─── ТЕКСТ ДОКУМЕНТА
Философские тексты обэриутов — страница 13 из 34

Тик лечат, как известно, не усилием преодолеть его, а искусством расслабления. При разряжении исчезает комок, освобождается от искривления чистый правильный ритм. В этом, наверное, и польза гипноза и электризации; они требуют, как предварительного условия, разряжения.

Техника разряжения не пользовалась вниманием, в особенности в Европе, так как практическая жизнь требует напряжения, усилий, — они дают результаты.

Я. С.: Четыре важных вещи, которые я хочу сообщить. I. Миру присуща приблизительность; поэтому никогда не надо говорить точно, в числах. II. Страх — порождение расстояния; представление смерти — представление бесконечного расстояния. III. Мир определяется всего несколькими знаками, как-то — небытие, время, смерть, деревья или вода. IV. Сознание не подвержено ограничениям пространства и времени, оно может быть сразу в разных местах, следовательно возможно, что оно одно для всех людей и каждому кажется, что оно именно его.

Л. Л.: Во всем этом чувствуется что-то правильное. К сожалению твои пункты не только не объясняют, но даже не дают зацепки для объяснения вещей, о которых ты говоришь. Тут нет посредствующих звеньев, какой бы то ни было связи с имеющимися у нас житейскими представлениями. И можно ли говорить: «вне ограничений времени и пространства». Ты не объяснил, в чем эти ограничения, не показал, как представлять себе «вне времени и пространства»; и значит, фраза бессмысленна. Да и как нелепо ставить пространство и время рядом, как равноправное, — это уже не дает шансов их понять. А те знаки мира, которые ты перечислил, так тождественны и общеприняты, что бесплодны. Нельзя открывать тайн мира набегами; ясновидением, при котором брезгливо отбрасываются все посредствующие звенья. Тут смесь гордости с трусостью. Гордость, говорить только об основах мира; трусость, не прокладывать к ним пути сквозь ежедневный житейский опыт. Это нахальное мышление.


Л. Л. изложил Д. Д. свою теорию неврастении.

Д. Д.: Это не ново. Учителя музыки, например, больше всего обращают внимание на то, чтобы руки у учеников были расслаблены. Гимнастика Дельсарта также основана на разряжении.


За водкой.

Н. А.: Женитесь, Я. С., вы не знаете, как приятно быть женатым.

Я. С. (обращаясь к Д. Х.): Вы прекрасны. Давайте же поцелуемся.
──────
─── ПРЕДОСТАВЛЕННЫЕ ЗАПИСИ
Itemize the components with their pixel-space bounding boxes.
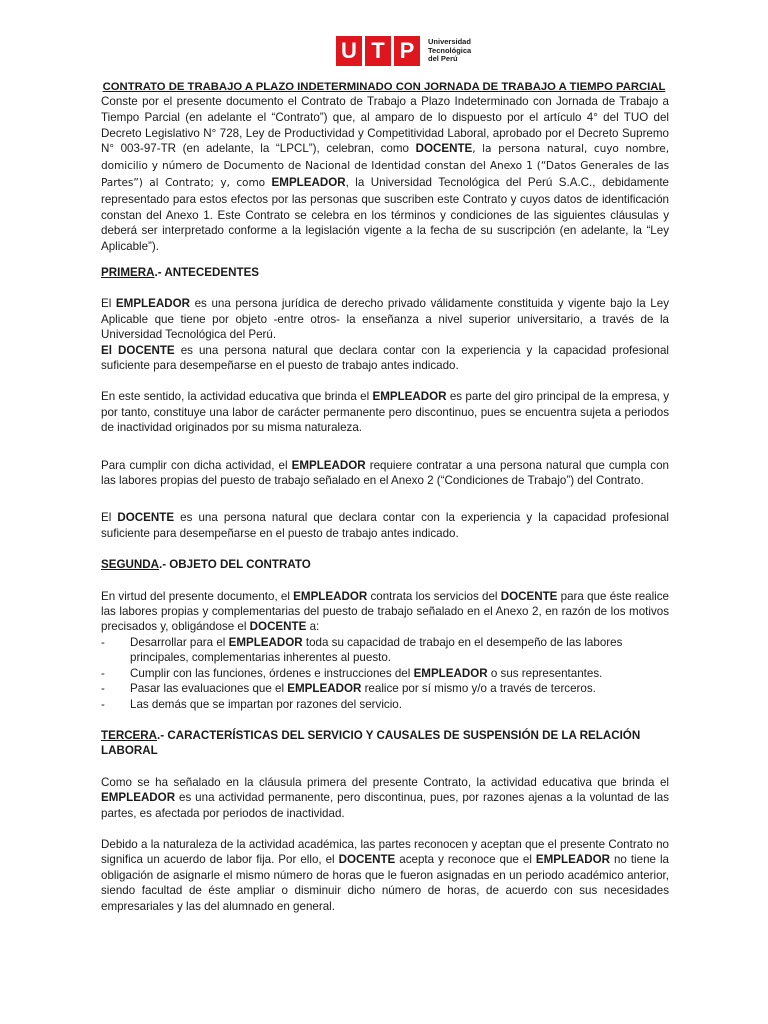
bold-run: EMPLEADOR xyxy=(413,666,488,680)
intro-empleador: EMPLEADOR xyxy=(271,175,346,189)
primera-paragraph-1 xyxy=(101,296,669,342)
list-item xyxy=(101,666,669,681)
text-run: Pasar las evaluaciones que el xyxy=(130,682,288,696)
text-run: En virtud del presente documento, el xyxy=(101,589,294,603)
clause-tercera-title: .- CARACTERÍSTICAS DEL SERVICIO Y CAUSALES DE SUSPENSIÓN DE LA RELACIÓN LABORAL xyxy=(101,728,641,758)
text-run: Cumplir con las funciones, órdenes e instrucciones del xyxy=(130,666,414,680)
bold-run: EMPLEADOR xyxy=(291,458,366,472)
primera-paragraph-3 xyxy=(101,389,669,435)
text-run: Para cumplir con dicha actividad, el xyxy=(101,458,292,472)
bold-run: EMPLEADOR xyxy=(101,791,176,805)
text-run: requiere contratar a una persona natural que cumpla con las labores propias del puesto de trabajo señalado en el Anexo 2 (“Condiciones de Trabajo”) del Contrato. xyxy=(101,458,669,488)
bold-run: EMPLEADOR xyxy=(372,390,447,404)
clause-segunda-label: SEGUNDA xyxy=(101,558,159,572)
bold-run: El DOCENTE xyxy=(101,343,175,357)
intro-text-2: , la persona natural, cuyo nombre, domicilio y número de Documento de Nacional de Identidad constan del Anexo 1 (“Datos Generales de las Partes”) al Contrato; y, como xyxy=(101,143,669,189)
bold-run: EMPLEADOR xyxy=(115,297,190,311)
text-run: El xyxy=(101,297,116,311)
clause-primera-heading xyxy=(101,265,669,280)
bold-run: EMPLEADOR xyxy=(535,853,610,867)
bold-run: DOCENTE xyxy=(338,853,396,867)
text-run: Las demás que se impartan por razones del servicio. xyxy=(130,697,402,711)
text-run: En este sentido, la actividad educativa que brinda el xyxy=(101,390,373,404)
tercera-paragraph-2 xyxy=(101,837,669,914)
clause-segunda-title: .- OBJETO DEL CONTRATO xyxy=(158,558,311,572)
clause-segunda-heading xyxy=(101,557,669,572)
list-dash: - xyxy=(101,682,105,696)
text-run: contrata los servicios del xyxy=(367,589,501,603)
logo-letter-u: U xyxy=(336,36,362,66)
text-run: es una persona jurídica de derecho privado válidamente constituida y vigente bajo la Ley Aplicable que tiene por objeto -entre otros- la enseñanza a nivel superior universitario, a través de la Universidad Tecnológica del Perú. xyxy=(101,297,669,342)
list-dash: - xyxy=(101,635,105,649)
document-title: CONTRATO DE TRABAJO A PLAZO INDETERMINADO CON JORNADA DE TRABAJO A TIEMPO PARCIAL xyxy=(102,81,666,93)
list-dash: - xyxy=(101,697,105,711)
text-run: Desarrollar para el xyxy=(130,635,229,649)
primera-paragraph-5 xyxy=(101,510,669,541)
bold-run: EMPLEADOR xyxy=(287,682,362,696)
text-run: Como se ha señalado en la cláusula primera del presente Contrato, la actividad educativa que brinda el xyxy=(101,775,669,789)
primera-paragraph-2 xyxy=(101,343,669,374)
text-run: para que éste realice las labores propias y complementarias del puesto de trabajo señalado en el Anexo 2, en razón de los motivos precisados y, obligándose el xyxy=(101,589,669,634)
text-run: es parte del giro principal de la empresa, y por tanto, constituye una labor de carácter permanente pero discontinuo, pues se encuentra sujeta a periodos de inactividad originados por su misma naturaleza. xyxy=(101,390,669,435)
bold-run: EMPLEADOR xyxy=(293,589,368,603)
clause-primera-label: PRIMERA xyxy=(101,265,155,279)
segunda-paragraph-1 xyxy=(101,589,669,635)
text-run: realice por sí mismo y/o a través de terceros. xyxy=(361,682,596,696)
text-run: es una persona natural que declara contar con la experiencia y la capacidad profesional suficiente para desempeñarse en el puesto de trabajo antes indicado. xyxy=(101,511,670,540)
list-item xyxy=(101,697,669,712)
list-item xyxy=(101,635,669,666)
logo-line-2: Tecnológica xyxy=(428,45,472,55)
logo-wordmark xyxy=(428,38,471,64)
text-run: es una persona natural que declara contar con la experiencia y la capacidad profesional suficiente para desempeñarse en el puesto de trabajo antes indicado. xyxy=(101,343,670,372)
bold-run: DOCENTE xyxy=(249,620,307,634)
bold-run: DOCENTE xyxy=(117,511,175,525)
utp-logo xyxy=(336,34,471,68)
clause-primera-title: .- ANTECEDENTES xyxy=(154,265,260,279)
text-run: toda su capacidad de trabajo en el desempeño de las labores principales, complementarias inherentes al puesto. xyxy=(130,635,623,665)
text-run: Debido a la naturaleza de la actividad académica, las partes reconocen y aceptan que el presente Contrato no significa un acuerdo de labor fija. Por ello, el xyxy=(101,837,669,867)
text-run: El xyxy=(101,511,118,525)
primera-paragraph-4 xyxy=(101,458,669,489)
logo-letter-p: P xyxy=(394,36,420,66)
list-item xyxy=(101,681,669,696)
text-run: a: xyxy=(306,620,320,634)
text-run: es una actividad permanente, pero discontinua, pues, por razones ajenas a la voluntad de las partes, es afectada por periodos de inactividad. xyxy=(101,791,669,820)
bold-run: DOCENTE xyxy=(500,589,558,603)
bold-run: EMPLEADOR xyxy=(228,635,303,649)
clause-tercera-heading xyxy=(101,728,669,759)
text-run: acepta y reconoce que el xyxy=(395,853,536,867)
intro-text-3: , la Universidad Tecnológica del Perú S.A.C., debidamente representado para estos efectos por las personas que suscriben este Contrato y cuyos datos de identificación constan del Anexo 1. Este Contrato se celebra en los términos y condiciones de las siguientes cláusulas y deberá ser interpretado conforme a la legislación vigente a la fecha de su suscripción (en adelante, la “Ley Aplicable”). xyxy=(101,175,669,254)
clause-tercera-label: TERCERA xyxy=(101,728,158,742)
document-body xyxy=(101,80,669,914)
text-run: no tiene la obligación de asignarle el mismo número de horas que le fueron asignadas en un periodo académico anterior, siendo facultad de éste ampliar o disminuir dicho número de horas, de acuerdo con sus necesidades empresariales y las del alumnado en general. xyxy=(101,853,669,913)
intro-docente: DOCENTE xyxy=(415,142,473,156)
logo-line-3: del Perú xyxy=(428,54,458,64)
logo-line-1: Universidad xyxy=(428,37,471,47)
obligations-list xyxy=(101,635,669,712)
list-dash: - xyxy=(101,666,105,680)
logo-letter-t: T xyxy=(365,36,391,66)
text-run: o sus representantes. xyxy=(487,666,603,680)
tercera-paragraph-1 xyxy=(101,775,669,821)
intro-paragraph xyxy=(101,94,669,255)
intro-text-1: Conste por el presente documento el Contrato de Trabajo a Plazo Indeterminado con Jornada de Trabajo a Tiempo Parcial (en adelante el “Contrato”) que, al amparo de lo dispuesto por el artículo 4° del TUO del Decreto Legislativo N° 728, Ley de Productividad y Competitividad Laboral, aprobado por el Decreto Supremo N° 003-97-TR (en adelante, la “LPCL”), celebran, como xyxy=(101,95,669,156)
logo-letters xyxy=(336,36,423,66)
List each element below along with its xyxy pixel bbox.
──────
• **ЗАДАЧИ И ЗАДАНИЯ**:
#1 Ответьте по фрагменту философских текстов обэриутов:
(a) Каким способом, согласно фрагменту, лечат тик?
(b) Порождением чего Я. С. называет страх?
(c) На чём, по словам Д. Д., основана гимнастика Дельсарта?
#2 Изложите суть фрагмента философских текстов обэриутов в двух предложениях.
#3 Приведите продолжение фрагмента философских текстов обэриутов, начиная сразу после его последней реплики.

• **ОТВЕТЫ ПО ЗАДАНИЯМ**:
#1
(a) Не усилием преодолеть его, а искусством расслабления.
(b) Порождением расстояния.
(c) На разряжении.

#2 Во фрагменте утверждается, что тик лечат искусством расслабления, а техника разряжения не пользовалась вниманием в Европе, поскольку практическая жизнь требует напряжения. Я. С. излагает четыре тезиса о приблизительности мира, страхе, знаках мира и сознании, а Л. Л. упрекает его в отсутствии посредствующих звеньев и называет такое мышление нахальным.

#3
Д. Х.: А в вас есть нечто величественное. Я с удовольствием с вами поцелуюсь, если вам это не неприятно.

Н. А. (внезапно): Ну, как, отрыган-то действует?

Я. С. хочет налить еще водки себе, но обнаруживает, что бутылка пуста.

Л. Л.: Вы родились под счастливой звездой, Д. Х. Природа вас щедро одарила. Про вас можно сказать словами Н. М.: «Митька Загряжский — талантище!» А что хорошего дала вам эта звезда? Или, может, в окончательном перерасчете неважно, что человек сделал?

Д. Х.: Если и так, все равно нельзя думать об этом перерасчете.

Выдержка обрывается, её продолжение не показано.